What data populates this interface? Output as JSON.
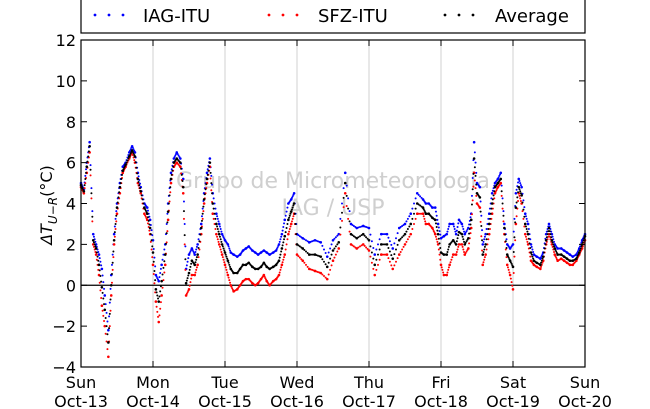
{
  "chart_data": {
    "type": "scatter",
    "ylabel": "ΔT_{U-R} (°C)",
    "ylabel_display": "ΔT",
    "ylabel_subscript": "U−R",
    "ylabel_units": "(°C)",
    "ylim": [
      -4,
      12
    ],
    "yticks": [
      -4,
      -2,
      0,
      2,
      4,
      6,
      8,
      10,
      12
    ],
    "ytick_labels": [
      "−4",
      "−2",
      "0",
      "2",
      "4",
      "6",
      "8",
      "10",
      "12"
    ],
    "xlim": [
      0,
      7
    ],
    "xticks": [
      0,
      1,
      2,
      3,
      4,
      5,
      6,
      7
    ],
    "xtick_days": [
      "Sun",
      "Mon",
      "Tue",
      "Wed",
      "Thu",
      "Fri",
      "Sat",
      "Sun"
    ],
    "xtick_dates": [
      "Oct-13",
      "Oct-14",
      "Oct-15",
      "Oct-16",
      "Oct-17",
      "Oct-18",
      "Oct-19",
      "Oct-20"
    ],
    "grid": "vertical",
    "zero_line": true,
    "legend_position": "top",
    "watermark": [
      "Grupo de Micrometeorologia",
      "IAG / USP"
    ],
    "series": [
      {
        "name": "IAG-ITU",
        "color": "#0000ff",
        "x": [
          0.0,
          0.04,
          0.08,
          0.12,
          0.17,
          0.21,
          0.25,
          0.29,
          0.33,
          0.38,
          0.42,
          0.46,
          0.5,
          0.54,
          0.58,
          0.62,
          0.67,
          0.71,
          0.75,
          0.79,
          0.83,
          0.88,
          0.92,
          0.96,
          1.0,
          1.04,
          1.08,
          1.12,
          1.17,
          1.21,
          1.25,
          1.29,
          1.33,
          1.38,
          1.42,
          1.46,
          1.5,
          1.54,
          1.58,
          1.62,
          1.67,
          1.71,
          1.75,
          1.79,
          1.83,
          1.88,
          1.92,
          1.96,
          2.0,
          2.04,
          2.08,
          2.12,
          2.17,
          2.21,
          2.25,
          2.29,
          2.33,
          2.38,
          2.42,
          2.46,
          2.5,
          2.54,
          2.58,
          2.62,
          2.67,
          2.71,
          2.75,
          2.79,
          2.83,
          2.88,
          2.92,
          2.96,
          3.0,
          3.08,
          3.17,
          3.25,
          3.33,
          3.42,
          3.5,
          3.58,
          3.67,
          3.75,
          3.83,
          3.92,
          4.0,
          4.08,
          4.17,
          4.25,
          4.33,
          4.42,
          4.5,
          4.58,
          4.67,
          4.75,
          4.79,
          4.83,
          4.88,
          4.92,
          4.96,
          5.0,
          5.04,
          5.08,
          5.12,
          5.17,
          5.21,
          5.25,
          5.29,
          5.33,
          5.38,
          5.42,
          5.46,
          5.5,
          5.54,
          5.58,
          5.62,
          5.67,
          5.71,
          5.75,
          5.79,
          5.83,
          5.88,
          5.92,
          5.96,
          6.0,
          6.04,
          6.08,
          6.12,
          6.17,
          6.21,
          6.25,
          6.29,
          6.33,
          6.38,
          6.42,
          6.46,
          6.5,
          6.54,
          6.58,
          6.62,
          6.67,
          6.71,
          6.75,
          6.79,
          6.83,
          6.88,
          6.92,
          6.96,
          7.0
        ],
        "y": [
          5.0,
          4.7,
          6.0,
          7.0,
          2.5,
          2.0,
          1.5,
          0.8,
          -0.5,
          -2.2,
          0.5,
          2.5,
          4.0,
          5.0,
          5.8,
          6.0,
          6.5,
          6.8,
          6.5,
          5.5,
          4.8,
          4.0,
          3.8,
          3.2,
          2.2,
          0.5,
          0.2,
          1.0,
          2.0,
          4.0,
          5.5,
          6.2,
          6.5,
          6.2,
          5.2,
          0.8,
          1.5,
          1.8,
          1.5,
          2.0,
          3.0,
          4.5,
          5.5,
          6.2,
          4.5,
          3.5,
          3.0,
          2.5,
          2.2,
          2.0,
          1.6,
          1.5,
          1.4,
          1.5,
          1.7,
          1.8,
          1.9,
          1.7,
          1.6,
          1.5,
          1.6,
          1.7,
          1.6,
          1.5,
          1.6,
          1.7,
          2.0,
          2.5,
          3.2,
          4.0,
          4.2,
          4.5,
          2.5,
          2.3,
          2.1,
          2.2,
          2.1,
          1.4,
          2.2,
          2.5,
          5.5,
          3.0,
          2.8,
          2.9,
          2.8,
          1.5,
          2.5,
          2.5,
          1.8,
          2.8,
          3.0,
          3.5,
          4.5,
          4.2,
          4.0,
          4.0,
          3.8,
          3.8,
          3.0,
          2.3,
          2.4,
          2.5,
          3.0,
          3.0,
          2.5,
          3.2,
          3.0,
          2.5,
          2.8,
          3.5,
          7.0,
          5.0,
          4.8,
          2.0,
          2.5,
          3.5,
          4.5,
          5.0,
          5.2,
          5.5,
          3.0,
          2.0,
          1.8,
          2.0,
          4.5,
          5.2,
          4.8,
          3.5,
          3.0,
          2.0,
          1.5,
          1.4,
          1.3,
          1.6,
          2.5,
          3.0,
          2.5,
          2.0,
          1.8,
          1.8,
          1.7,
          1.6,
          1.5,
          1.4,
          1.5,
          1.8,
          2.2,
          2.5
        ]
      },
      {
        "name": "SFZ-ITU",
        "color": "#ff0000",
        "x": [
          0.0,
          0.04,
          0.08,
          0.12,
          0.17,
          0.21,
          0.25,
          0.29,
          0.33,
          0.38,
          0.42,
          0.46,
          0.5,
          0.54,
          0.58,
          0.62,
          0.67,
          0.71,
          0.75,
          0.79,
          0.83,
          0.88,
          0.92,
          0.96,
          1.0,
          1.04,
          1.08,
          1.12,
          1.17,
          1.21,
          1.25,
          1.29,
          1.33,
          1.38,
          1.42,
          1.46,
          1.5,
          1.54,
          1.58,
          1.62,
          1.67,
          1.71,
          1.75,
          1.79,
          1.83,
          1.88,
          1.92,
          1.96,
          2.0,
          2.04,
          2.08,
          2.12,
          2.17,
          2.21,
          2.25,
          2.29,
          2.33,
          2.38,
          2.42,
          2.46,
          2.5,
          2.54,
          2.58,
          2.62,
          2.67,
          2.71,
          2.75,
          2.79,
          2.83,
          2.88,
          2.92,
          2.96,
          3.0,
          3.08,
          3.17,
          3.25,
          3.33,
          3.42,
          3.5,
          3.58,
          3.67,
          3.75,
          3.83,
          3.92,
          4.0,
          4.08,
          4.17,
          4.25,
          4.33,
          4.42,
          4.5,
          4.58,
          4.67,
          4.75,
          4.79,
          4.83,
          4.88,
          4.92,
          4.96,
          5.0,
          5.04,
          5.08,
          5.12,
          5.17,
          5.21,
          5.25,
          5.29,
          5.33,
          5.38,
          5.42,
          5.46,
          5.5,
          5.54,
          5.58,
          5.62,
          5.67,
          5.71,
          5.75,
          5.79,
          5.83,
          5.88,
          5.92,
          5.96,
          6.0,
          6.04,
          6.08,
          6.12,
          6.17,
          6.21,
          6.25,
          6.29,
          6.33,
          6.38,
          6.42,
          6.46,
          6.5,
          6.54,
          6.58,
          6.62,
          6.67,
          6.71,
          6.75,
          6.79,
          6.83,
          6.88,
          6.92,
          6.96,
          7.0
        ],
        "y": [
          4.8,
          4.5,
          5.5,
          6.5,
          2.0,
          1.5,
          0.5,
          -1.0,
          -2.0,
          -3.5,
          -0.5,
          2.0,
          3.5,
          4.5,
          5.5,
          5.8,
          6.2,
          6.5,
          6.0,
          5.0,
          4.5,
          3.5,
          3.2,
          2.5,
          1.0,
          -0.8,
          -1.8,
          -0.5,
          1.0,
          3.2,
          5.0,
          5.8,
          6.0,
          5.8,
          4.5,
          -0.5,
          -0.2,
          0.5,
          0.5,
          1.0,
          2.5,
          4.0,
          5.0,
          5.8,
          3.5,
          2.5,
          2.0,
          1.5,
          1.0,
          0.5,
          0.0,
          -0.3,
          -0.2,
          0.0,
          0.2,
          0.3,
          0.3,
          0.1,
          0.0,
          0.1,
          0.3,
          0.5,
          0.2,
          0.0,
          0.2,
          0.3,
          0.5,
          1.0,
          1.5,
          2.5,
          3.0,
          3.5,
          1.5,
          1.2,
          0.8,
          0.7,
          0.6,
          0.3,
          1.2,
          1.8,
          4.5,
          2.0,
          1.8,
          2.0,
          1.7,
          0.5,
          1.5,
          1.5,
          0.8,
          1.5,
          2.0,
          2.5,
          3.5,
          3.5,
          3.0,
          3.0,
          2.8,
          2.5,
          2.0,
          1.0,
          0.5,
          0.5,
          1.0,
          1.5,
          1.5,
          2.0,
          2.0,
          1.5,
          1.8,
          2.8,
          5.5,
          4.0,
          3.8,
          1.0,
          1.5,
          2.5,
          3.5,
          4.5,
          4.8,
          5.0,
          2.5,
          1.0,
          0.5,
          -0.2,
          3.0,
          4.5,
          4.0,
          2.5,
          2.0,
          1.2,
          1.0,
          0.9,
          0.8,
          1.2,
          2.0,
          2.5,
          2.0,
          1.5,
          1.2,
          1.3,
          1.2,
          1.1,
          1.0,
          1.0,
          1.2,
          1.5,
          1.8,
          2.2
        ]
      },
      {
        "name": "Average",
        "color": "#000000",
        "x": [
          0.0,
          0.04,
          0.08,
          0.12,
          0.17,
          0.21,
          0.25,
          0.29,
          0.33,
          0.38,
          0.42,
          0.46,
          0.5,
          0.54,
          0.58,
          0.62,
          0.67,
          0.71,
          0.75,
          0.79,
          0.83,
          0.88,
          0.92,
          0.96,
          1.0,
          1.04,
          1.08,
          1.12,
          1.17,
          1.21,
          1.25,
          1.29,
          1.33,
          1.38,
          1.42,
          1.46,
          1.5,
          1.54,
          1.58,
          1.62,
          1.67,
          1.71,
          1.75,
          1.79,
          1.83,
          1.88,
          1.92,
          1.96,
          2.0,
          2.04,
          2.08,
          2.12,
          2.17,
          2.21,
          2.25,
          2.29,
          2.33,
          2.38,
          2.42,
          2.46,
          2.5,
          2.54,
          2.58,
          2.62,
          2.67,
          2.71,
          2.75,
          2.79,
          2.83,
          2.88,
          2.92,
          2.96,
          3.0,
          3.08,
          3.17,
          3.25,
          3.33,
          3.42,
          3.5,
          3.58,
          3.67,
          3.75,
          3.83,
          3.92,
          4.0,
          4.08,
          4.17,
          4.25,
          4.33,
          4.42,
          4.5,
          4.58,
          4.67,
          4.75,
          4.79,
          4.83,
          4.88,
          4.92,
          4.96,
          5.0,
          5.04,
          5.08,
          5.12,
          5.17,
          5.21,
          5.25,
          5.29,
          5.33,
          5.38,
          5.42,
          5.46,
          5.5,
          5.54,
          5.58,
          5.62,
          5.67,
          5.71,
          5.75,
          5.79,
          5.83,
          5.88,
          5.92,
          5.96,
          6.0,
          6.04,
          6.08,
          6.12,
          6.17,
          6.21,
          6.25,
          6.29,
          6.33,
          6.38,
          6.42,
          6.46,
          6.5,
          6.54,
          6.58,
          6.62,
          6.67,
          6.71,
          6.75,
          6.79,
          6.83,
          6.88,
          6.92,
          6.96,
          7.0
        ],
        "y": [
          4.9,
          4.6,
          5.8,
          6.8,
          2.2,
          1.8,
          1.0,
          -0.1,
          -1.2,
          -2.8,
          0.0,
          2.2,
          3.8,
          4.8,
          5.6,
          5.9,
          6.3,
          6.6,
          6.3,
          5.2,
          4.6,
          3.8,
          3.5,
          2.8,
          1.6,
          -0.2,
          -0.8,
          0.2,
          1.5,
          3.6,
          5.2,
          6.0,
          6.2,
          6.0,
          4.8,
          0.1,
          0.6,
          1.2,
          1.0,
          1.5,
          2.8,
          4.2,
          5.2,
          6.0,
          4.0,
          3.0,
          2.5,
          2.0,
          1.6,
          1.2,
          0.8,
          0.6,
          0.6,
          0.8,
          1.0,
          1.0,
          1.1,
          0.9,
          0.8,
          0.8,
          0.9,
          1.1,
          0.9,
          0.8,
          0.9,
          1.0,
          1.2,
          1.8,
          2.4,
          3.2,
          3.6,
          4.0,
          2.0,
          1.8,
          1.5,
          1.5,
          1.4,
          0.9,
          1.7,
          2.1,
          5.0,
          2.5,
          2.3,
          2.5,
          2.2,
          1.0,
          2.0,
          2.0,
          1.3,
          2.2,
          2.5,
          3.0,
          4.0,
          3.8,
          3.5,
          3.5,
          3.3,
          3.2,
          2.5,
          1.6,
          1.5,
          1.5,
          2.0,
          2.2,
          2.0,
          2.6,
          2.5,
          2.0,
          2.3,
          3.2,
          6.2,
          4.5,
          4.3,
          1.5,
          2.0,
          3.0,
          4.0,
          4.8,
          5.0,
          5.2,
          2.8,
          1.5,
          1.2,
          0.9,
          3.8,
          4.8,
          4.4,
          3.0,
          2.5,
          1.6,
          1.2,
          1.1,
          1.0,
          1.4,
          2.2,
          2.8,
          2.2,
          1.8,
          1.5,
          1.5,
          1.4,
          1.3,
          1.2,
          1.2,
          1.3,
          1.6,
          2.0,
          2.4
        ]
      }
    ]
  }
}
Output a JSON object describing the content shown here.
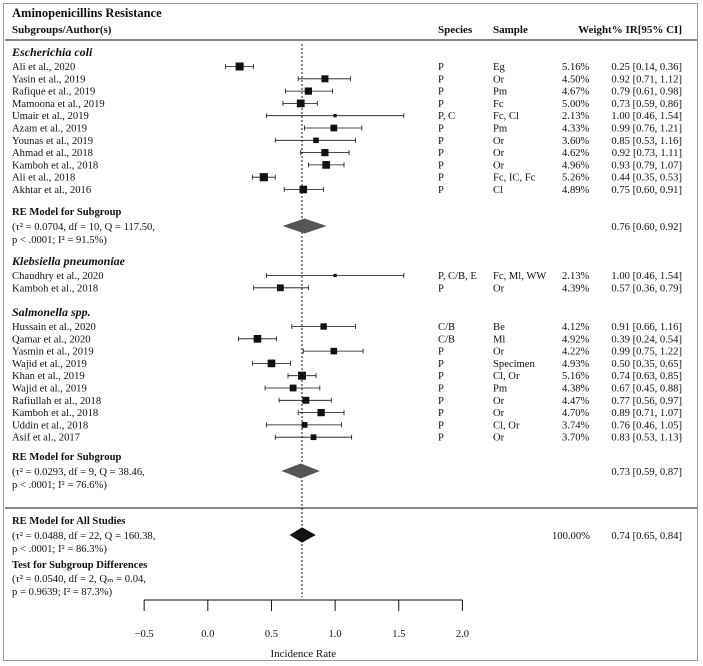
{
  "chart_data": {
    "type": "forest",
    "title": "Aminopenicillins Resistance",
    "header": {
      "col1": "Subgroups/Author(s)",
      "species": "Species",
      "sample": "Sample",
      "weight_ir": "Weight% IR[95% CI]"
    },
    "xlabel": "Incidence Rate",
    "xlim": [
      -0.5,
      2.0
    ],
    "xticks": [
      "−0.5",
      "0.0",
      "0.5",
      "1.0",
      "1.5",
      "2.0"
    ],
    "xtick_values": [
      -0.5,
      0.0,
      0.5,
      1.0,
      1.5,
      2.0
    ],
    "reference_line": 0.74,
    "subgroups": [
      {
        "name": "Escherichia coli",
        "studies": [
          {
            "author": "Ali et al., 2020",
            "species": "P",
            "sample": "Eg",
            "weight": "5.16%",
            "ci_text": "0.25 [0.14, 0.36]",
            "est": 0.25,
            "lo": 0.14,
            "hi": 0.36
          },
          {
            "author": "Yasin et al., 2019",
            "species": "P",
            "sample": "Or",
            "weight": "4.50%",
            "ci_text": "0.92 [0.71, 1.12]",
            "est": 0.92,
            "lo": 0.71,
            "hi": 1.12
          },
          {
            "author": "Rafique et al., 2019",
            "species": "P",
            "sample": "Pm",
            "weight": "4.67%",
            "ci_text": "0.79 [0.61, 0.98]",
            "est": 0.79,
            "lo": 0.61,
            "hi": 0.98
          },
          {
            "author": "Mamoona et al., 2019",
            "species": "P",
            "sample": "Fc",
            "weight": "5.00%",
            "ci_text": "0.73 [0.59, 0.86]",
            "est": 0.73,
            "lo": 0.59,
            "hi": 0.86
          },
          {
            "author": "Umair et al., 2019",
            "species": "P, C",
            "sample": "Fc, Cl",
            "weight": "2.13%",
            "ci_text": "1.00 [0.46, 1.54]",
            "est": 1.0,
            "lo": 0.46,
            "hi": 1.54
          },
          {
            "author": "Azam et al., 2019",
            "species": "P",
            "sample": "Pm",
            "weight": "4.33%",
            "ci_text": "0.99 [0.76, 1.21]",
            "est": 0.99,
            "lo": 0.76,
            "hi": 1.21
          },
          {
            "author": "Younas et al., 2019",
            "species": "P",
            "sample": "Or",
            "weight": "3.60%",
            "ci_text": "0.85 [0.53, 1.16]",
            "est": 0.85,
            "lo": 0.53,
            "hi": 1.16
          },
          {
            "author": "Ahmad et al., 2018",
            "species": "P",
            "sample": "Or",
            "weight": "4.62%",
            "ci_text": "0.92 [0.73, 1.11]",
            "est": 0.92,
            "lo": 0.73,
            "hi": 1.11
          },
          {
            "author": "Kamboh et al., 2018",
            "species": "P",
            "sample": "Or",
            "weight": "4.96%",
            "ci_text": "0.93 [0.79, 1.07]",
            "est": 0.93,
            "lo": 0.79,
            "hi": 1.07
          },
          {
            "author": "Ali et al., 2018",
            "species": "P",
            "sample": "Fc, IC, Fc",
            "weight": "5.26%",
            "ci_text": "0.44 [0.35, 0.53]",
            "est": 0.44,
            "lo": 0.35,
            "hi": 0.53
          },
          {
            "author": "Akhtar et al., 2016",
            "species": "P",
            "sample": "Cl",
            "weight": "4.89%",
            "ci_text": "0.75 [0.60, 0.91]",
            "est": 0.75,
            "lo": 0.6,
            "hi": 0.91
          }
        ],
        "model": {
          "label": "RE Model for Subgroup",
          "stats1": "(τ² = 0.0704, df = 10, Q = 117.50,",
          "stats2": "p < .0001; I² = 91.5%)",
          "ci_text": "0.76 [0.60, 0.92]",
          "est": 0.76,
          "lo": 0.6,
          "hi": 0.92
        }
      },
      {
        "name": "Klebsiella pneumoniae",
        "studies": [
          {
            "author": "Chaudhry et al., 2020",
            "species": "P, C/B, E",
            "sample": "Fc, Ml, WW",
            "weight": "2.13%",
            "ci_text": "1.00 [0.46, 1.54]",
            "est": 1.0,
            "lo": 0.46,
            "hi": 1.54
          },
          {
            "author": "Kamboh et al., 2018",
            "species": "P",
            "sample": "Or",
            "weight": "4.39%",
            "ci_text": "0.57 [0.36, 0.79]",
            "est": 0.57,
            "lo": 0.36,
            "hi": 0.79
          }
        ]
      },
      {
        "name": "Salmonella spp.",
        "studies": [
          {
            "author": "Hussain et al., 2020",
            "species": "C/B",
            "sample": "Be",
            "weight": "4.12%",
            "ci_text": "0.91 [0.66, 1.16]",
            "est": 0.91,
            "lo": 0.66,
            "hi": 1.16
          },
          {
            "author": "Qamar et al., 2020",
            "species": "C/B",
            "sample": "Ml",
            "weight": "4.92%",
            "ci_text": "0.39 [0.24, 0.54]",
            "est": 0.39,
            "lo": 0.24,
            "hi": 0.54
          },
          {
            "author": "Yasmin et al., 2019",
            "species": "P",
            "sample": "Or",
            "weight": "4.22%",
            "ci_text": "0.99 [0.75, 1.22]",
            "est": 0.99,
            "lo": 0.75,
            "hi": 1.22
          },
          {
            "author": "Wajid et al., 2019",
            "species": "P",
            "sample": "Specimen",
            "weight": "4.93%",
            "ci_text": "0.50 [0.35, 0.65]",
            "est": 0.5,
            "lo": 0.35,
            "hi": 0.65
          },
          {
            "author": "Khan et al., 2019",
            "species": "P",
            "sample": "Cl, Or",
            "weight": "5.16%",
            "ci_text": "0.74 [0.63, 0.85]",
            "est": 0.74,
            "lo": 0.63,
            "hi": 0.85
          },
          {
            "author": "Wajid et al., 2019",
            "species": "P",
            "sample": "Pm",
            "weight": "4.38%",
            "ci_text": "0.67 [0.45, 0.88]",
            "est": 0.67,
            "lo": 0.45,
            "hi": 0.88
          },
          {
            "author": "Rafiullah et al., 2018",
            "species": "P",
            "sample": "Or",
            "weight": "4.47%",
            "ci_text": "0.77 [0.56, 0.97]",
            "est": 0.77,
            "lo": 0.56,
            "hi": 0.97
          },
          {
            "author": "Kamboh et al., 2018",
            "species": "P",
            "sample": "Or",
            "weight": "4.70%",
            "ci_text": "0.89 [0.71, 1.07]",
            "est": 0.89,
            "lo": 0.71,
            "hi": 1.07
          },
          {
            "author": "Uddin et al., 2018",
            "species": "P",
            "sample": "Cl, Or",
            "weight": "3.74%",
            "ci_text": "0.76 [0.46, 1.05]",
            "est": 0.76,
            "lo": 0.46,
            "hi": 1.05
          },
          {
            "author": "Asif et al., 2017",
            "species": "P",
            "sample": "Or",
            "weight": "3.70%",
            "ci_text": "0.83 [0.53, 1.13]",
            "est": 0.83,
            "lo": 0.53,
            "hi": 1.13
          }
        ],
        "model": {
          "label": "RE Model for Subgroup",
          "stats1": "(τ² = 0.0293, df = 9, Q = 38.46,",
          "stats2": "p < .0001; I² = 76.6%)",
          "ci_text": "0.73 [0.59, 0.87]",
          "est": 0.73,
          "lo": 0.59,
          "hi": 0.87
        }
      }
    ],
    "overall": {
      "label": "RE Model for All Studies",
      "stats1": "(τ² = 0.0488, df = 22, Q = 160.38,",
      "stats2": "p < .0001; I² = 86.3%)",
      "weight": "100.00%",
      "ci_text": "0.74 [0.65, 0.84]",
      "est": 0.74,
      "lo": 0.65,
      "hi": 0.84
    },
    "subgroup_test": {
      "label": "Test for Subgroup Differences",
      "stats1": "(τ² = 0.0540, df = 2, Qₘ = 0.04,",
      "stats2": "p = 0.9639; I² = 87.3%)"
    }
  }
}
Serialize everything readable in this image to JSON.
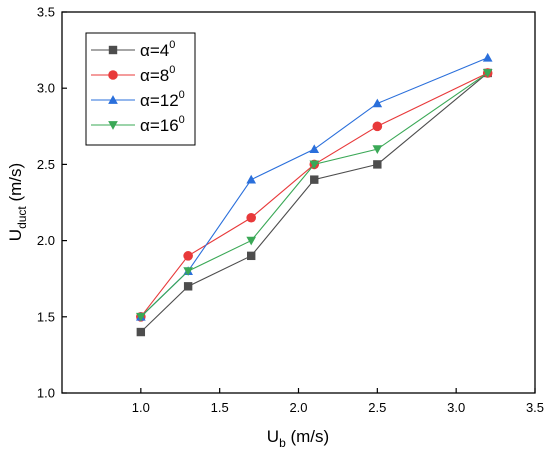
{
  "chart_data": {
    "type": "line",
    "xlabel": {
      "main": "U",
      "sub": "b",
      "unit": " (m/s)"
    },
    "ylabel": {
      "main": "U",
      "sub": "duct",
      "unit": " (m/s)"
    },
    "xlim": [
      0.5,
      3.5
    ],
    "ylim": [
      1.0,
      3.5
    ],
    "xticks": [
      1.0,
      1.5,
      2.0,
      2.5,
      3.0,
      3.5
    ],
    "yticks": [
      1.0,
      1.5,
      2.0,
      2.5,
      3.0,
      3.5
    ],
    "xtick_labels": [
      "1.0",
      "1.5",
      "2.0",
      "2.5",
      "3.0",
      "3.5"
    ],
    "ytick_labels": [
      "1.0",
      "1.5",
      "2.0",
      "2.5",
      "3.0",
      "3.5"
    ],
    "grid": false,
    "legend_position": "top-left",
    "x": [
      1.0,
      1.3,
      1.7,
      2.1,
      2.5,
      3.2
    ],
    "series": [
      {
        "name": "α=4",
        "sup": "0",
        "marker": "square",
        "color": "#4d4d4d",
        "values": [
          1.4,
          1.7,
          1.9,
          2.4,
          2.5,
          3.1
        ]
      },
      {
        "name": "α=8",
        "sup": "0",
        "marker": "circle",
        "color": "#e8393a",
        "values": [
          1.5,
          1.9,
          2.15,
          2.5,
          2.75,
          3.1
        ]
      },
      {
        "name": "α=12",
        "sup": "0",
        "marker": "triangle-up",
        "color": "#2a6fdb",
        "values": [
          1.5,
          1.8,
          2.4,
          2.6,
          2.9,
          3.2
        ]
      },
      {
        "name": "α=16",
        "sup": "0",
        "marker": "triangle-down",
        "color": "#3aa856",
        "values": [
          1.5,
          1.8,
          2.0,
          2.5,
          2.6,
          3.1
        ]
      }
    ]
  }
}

□ □ □ □ □

WHAT NEEDS TO BE DONE:
Scan the listing above and copy all lines containing the word "marker".

FULL SOLUTION:
        "marker": "square",
        "marker": "circle",
        "marker": "triangle-up",
        "marker": "triangle-down",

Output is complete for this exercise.